▶ Task statement:
Put the data below into a Markdown table with the columns Row and Line, one numbered row per line. Skip blank lines and leave out the pictures.

▶ Working data:

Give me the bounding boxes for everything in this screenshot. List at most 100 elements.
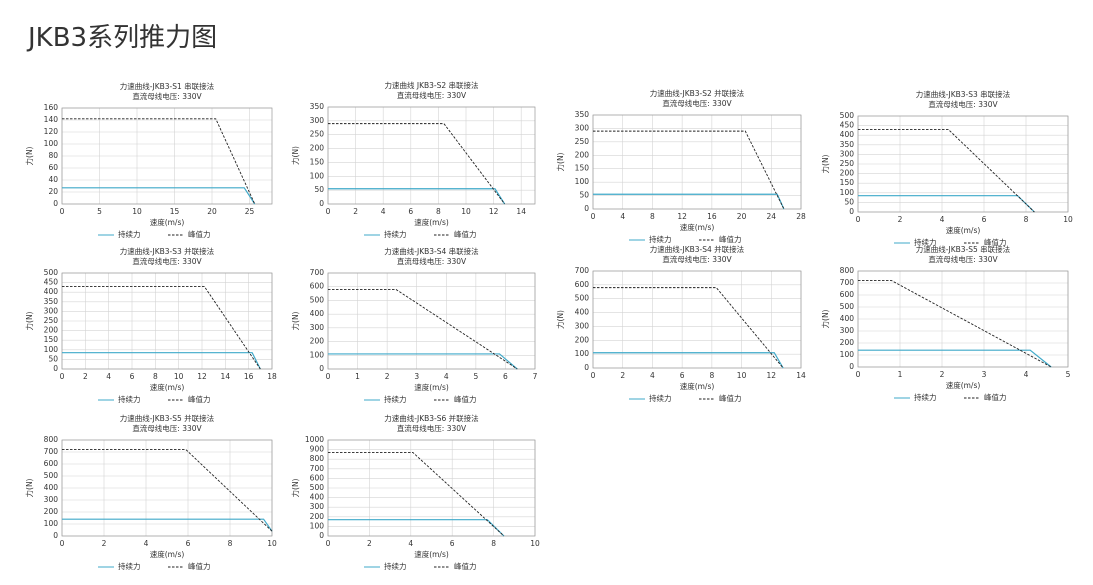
chart-subtitle: 直流母线电压: 330V xyxy=(132,256,202,266)
y-tick-label: 400 xyxy=(310,493,325,502)
x-tick-label: 14 xyxy=(796,371,806,380)
x-axis-label: 速度(m/s) xyxy=(414,549,449,559)
x-tick-label: 0 xyxy=(856,215,861,224)
y-tick-label: 600 xyxy=(840,290,855,299)
y-tick-label: 150 xyxy=(44,335,59,344)
y-tick-label: 1000 xyxy=(305,435,324,444)
x-tick-label: 18 xyxy=(267,372,277,381)
x-tick-label: 6 xyxy=(130,372,135,381)
plot-frame xyxy=(592,114,802,210)
y-axis-label: 力(N) xyxy=(290,478,300,497)
y-tick-label: 350 xyxy=(575,110,590,119)
page-title: JKB3系列推力图 xyxy=(26,23,217,53)
y-tick-label: 200 xyxy=(310,144,325,153)
legend-label: 峰值力 xyxy=(454,561,477,571)
y-tick-label: 500 xyxy=(310,483,325,492)
y-tick-label: 60 xyxy=(48,163,58,172)
x-tick-label: 4 xyxy=(444,372,449,381)
x-tick-label: 8 xyxy=(491,539,496,548)
y-tick-label: 300 xyxy=(310,116,325,125)
x-tick-label: 16 xyxy=(707,212,717,221)
y-tick-label: 160 xyxy=(44,103,59,112)
series-line xyxy=(62,518,273,532)
chart-subtitle: 直流母线电压: 330V xyxy=(662,254,732,264)
series-line xyxy=(593,193,785,210)
y-axis-label: 力(N) xyxy=(290,311,300,330)
x-tick-label: 0 xyxy=(326,539,331,548)
y-tick-label: 200 xyxy=(575,150,590,159)
x-tick-label: 2 xyxy=(102,539,107,548)
series-line xyxy=(328,452,505,537)
y-tick-label: 100 xyxy=(840,188,855,197)
x-axis-label: 速度(m/s) xyxy=(680,381,715,391)
x-tick-label: 10 xyxy=(737,371,747,380)
chart-subtitle: 直流母线电压: 330V xyxy=(662,98,732,108)
x-axis-label: 速度(m/s) xyxy=(150,382,185,392)
x-tick-label: 0 xyxy=(60,207,65,216)
chart-title: 力速曲线-JKB3-S1 串联接法 xyxy=(120,81,215,91)
y-tick-label: 600 xyxy=(44,459,59,468)
x-tick-label: 4 xyxy=(1024,370,1029,379)
y-tick-label: 450 xyxy=(840,121,855,130)
plot-frame xyxy=(857,270,1069,368)
x-tick-label: 8 xyxy=(1024,215,1029,224)
chart-subtitle: 直流母线电压: 330V xyxy=(928,254,998,264)
plot-frame xyxy=(857,115,1069,213)
y-tick-label: 700 xyxy=(840,278,855,287)
legend-label: 持续力 xyxy=(649,393,672,403)
plot-frame xyxy=(327,106,536,205)
x-tick-label: 8 xyxy=(436,207,441,216)
x-tick-label: 4 xyxy=(381,207,386,216)
y-tick-label: 0 xyxy=(319,531,324,540)
y-tick-label: 120 xyxy=(44,127,59,136)
chart-subtitle: 直流母线电压: 330V xyxy=(397,423,467,433)
series-line xyxy=(858,195,1035,213)
y-tick-label: 0 xyxy=(53,199,58,208)
plot-frame xyxy=(592,270,802,369)
x-tick-label: 6 xyxy=(186,539,191,548)
chart-subtitle: 直流母线电压: 330V xyxy=(132,423,202,433)
legend-label: 持续力 xyxy=(118,561,141,571)
x-tick-label: 4 xyxy=(650,371,655,380)
chart-title: 力速曲线-JKB3-S3 串联接法 xyxy=(916,89,1011,99)
y-tick-label: 350 xyxy=(44,297,59,306)
x-tick-label: 0 xyxy=(591,371,596,380)
x-tick-label: 8 xyxy=(650,212,655,221)
x-tick-label: 12 xyxy=(677,212,687,221)
y-tick-label: 200 xyxy=(310,337,325,346)
x-axis-label: 速度(m/s) xyxy=(150,549,185,559)
y-tick-label: 200 xyxy=(44,326,59,335)
y-tick-label: 0 xyxy=(53,531,58,540)
series-line xyxy=(858,349,1052,368)
x-tick-label: 6 xyxy=(450,539,455,548)
x-axis-label: 速度(m/s) xyxy=(946,380,981,390)
y-tick-label: 150 xyxy=(575,164,590,173)
y-tick-label: 800 xyxy=(840,266,855,275)
y-axis-label: 力(N) xyxy=(820,309,830,328)
legend-label: 峰值力 xyxy=(984,392,1007,402)
y-tick-label: 600 xyxy=(310,473,325,482)
chart-title: 力速曲线-JKB3-S4 串联接法 xyxy=(384,246,479,256)
legend-label: 持续力 xyxy=(118,394,141,404)
plot-frame xyxy=(61,107,273,205)
y-tick-label: 300 xyxy=(575,123,590,132)
y-tick-label: 500 xyxy=(840,111,855,120)
legend-label: 峰值力 xyxy=(188,394,211,404)
series-line xyxy=(62,352,261,370)
y-tick-label: 40 xyxy=(48,175,58,184)
x-tick-label: 28 xyxy=(796,212,806,221)
y-tick-label: 400 xyxy=(840,314,855,323)
x-tick-label: 16 xyxy=(244,372,254,381)
x-axis-label: 速度(m/s) xyxy=(414,382,449,392)
y-tick-label: 100 xyxy=(44,139,59,148)
y-tick-label: 250 xyxy=(44,316,59,325)
legend-label: 持续力 xyxy=(914,237,937,247)
y-tick-label: 50 xyxy=(579,191,589,200)
y-tick-label: 500 xyxy=(44,268,59,277)
x-tick-label: 3 xyxy=(414,372,419,381)
chart-subtitle: 直流母线电压: 330V xyxy=(397,256,467,266)
y-tick-label: 500 xyxy=(575,294,590,303)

▶ Reply to the task:
| Row | Line |
|---|---|
| 1 | Give me the bounding boxes for everything in this screenshot. List at most 100 elements. |
| 2 | chart-subtitle: 直流母线电压: 330V xyxy=(132,256,202,266) |
| 3 | y-tick-label: 400 xyxy=(310,493,325,502) |
| 4 | x-tick-label: 14 xyxy=(796,371,806,380) |
| 5 | x-axis-label: 速度(m/s) xyxy=(414,549,449,559) |
| 6 | x-tick-label: 0 xyxy=(856,215,861,224) |
| 7 | y-tick-label: 600 xyxy=(840,290,855,299) |
| 8 | y-tick-label: 150 xyxy=(44,335,59,344) |
| 9 | y-tick-label: 1000 xyxy=(305,435,324,444) |
| 10 | x-tick-label: 18 xyxy=(267,372,277,381) |
| 11 | x-tick-label: 6 xyxy=(130,372,135,381) |
| 12 | plot-frame xyxy=(592,114,802,210) |
| 13 | y-axis-label: 力(N) xyxy=(290,478,300,497) |
| 14 | y-tick-label: 350 xyxy=(575,110,590,119) |
| 15 | page-title: JKB3系列推力图 xyxy=(26,23,217,53) |
| 16 | y-tick-label: 200 xyxy=(310,144,325,153) |
| 17 | legend-label: 峰值力 xyxy=(454,561,477,571) |
| 18 | y-tick-label: 500 xyxy=(310,483,325,492) |
| 19 | y-tick-label: 60 xyxy=(48,163,58,172) |
| 20 | x-tick-label: 4 xyxy=(444,372,449,381) |
| 21 | x-tick-label: 8 xyxy=(491,539,496,548) |
| 22 | y-tick-label: 300 xyxy=(310,116,325,125) |
| 23 | x-tick-label: 16 xyxy=(707,212,717,221) |
| 24 | y-tick-label: 160 xyxy=(44,103,59,112) |
| 25 | series-line xyxy=(62,518,273,532) |
| 26 | chart-subtitle: 直流母线电压: 330V xyxy=(662,254,732,264) |
| 27 | series-line xyxy=(593,193,785,210) |
| 28 | y-axis-label: 力(N) xyxy=(290,311,300,330) |
| 29 | x-tick-label: 0 xyxy=(326,539,331,548) |
| 30 | y-tick-label: 200 xyxy=(575,150,590,159) |
| 31 | x-tick-label: 2 xyxy=(102,539,107,548) |
| 32 | series-line xyxy=(328,452,505,537) |
| 33 | y-tick-label: 100 xyxy=(840,188,855,197) |
| 34 | x-axis-label: 速度(m/s) xyxy=(680,381,715,391) |
| 35 | x-tick-label: 10 xyxy=(737,371,747,380) |
| 36 | chart-subtitle: 直流母线电压: 330V xyxy=(662,98,732,108) |
| 37 | x-axis-label: 速度(m/s) xyxy=(150,382,185,392) |
| 38 | x-tick-label: 0 xyxy=(60,207,65,216) |
| 39 | chart-title: 力速曲线-JKB3-S1 串联接法 xyxy=(120,81,215,91) |
| 40 | y-tick-label: 600 xyxy=(44,459,59,468) |
| 41 | x-tick-label: 4 xyxy=(1024,370,1029,379) |
| 42 | y-tick-label: 450 xyxy=(840,121,855,130) |
| 43 | plot-frame xyxy=(857,270,1069,368) |
| 44 | x-tick-label: 8 xyxy=(1024,215,1029,224) |
| 45 | chart-subtitle: 直流母线电压: 330V xyxy=(928,254,998,264) |
| 46 | plot-frame xyxy=(857,115,1069,213) |
| 47 | y-tick-label: 700 xyxy=(840,278,855,287) |
| 48 | legend-label: 持续力 xyxy=(649,393,672,403) |
| 49 | plot-frame xyxy=(327,106,536,205) |
| 50 | x-tick-label: 8 xyxy=(436,207,441,216) |
| 51 | x-tick-label: 4 xyxy=(381,207,386,216) |
| 52 | y-tick-label: 0 xyxy=(319,531,324,540) |
| 53 | y-tick-label: 120 xyxy=(44,127,59,136) |
| 54 | chart-subtitle: 直流母线电压: 330V xyxy=(397,423,467,433) |
| 55 | series-line xyxy=(858,195,1035,213) |
| 56 | y-tick-label: 0 xyxy=(53,199,58,208) |
| 57 | plot-frame xyxy=(592,270,802,369) |
| 58 | x-tick-label: 6 xyxy=(186,539,191,548) |
| 59 | chart-subtitle: 直流母线电压: 330V xyxy=(132,423,202,433) |
| 60 | legend-label: 持续力 xyxy=(118,561,141,571) |
| 61 | x-tick-label: 4 xyxy=(650,371,655,380) |
| 62 | chart-title: 力速曲线-JKB3-S3 串联接法 xyxy=(916,89,1011,99) |
| 63 | y-tick-label: 350 xyxy=(44,297,59,306) |
| 64 | x-tick-label: 0 xyxy=(591,371,596,380) |
| 65 | x-tick-label: 8 xyxy=(650,212,655,221) |
| 66 | x-tick-label: 12 xyxy=(677,212,687,221) |
| 67 | y-tick-label: 200 xyxy=(310,337,325,346) |
| 68 | x-axis-label: 速度(m/s) xyxy=(150,549,185,559) |
| 69 | y-tick-label: 200 xyxy=(44,326,59,335) |
| 70 | y-tick-label: 0 xyxy=(53,531,58,540) |
| 71 | series-line xyxy=(858,349,1052,368) |
| 72 | x-tick-label: 6 xyxy=(450,539,455,548) |
| 73 | x-axis-label: 速度(m/s) xyxy=(946,380,981,390) |
| 74 | y-tick-label: 150 xyxy=(575,164,590,173) |
| 75 | y-tick-label: 800 xyxy=(840,266,855,275) |
| 76 | y-axis-label: 力(N) xyxy=(820,309,830,328) |
| 77 | legend-label: 峰值力 xyxy=(984,392,1007,402) |
| 78 | y-tick-label: 600 xyxy=(310,473,325,482) |
| 79 | chart-title: 力速曲线-JKB3-S4 串联接法 xyxy=(384,246,479,256) |
| 80 | legend-label: 持续力 xyxy=(118,394,141,404) |
| 81 | plot-frame xyxy=(61,107,273,205) |
| 82 | y-tick-label: 300 xyxy=(575,123,590,132) |
| 83 | y-tick-label: 500 xyxy=(840,111,855,120) |
| 84 | legend-label: 峰值力 xyxy=(188,394,211,404) |
| 85 | series-line xyxy=(62,352,261,370) |
| 86 | y-tick-label: 40 xyxy=(48,175,58,184) |
| 87 | x-tick-label: 28 xyxy=(796,212,806,221) |
| 88 | y-tick-label: 400 xyxy=(840,314,855,323) |
| 89 | x-tick-label: 16 xyxy=(244,372,254,381) |
| 90 | x-axis-label: 速度(m/s) xyxy=(414,382,449,392) |
| 91 | y-tick-label: 100 xyxy=(44,139,59,148) |
| 92 | y-tick-label: 250 xyxy=(44,316,59,325) |
| 93 | legend-label: 持续力 xyxy=(914,237,937,247) |
| 94 | y-tick-label: 50 xyxy=(579,191,589,200) |
| 95 | y-tick-label: 500 xyxy=(44,268,59,277) |
| 96 | x-tick-label: 3 xyxy=(414,372,419,381) |
| 97 | chart-subtitle: 直流母线电压: 330V xyxy=(397,256,467,266) |
| 98 | y-tick-label: 500 xyxy=(575,294,590,303) |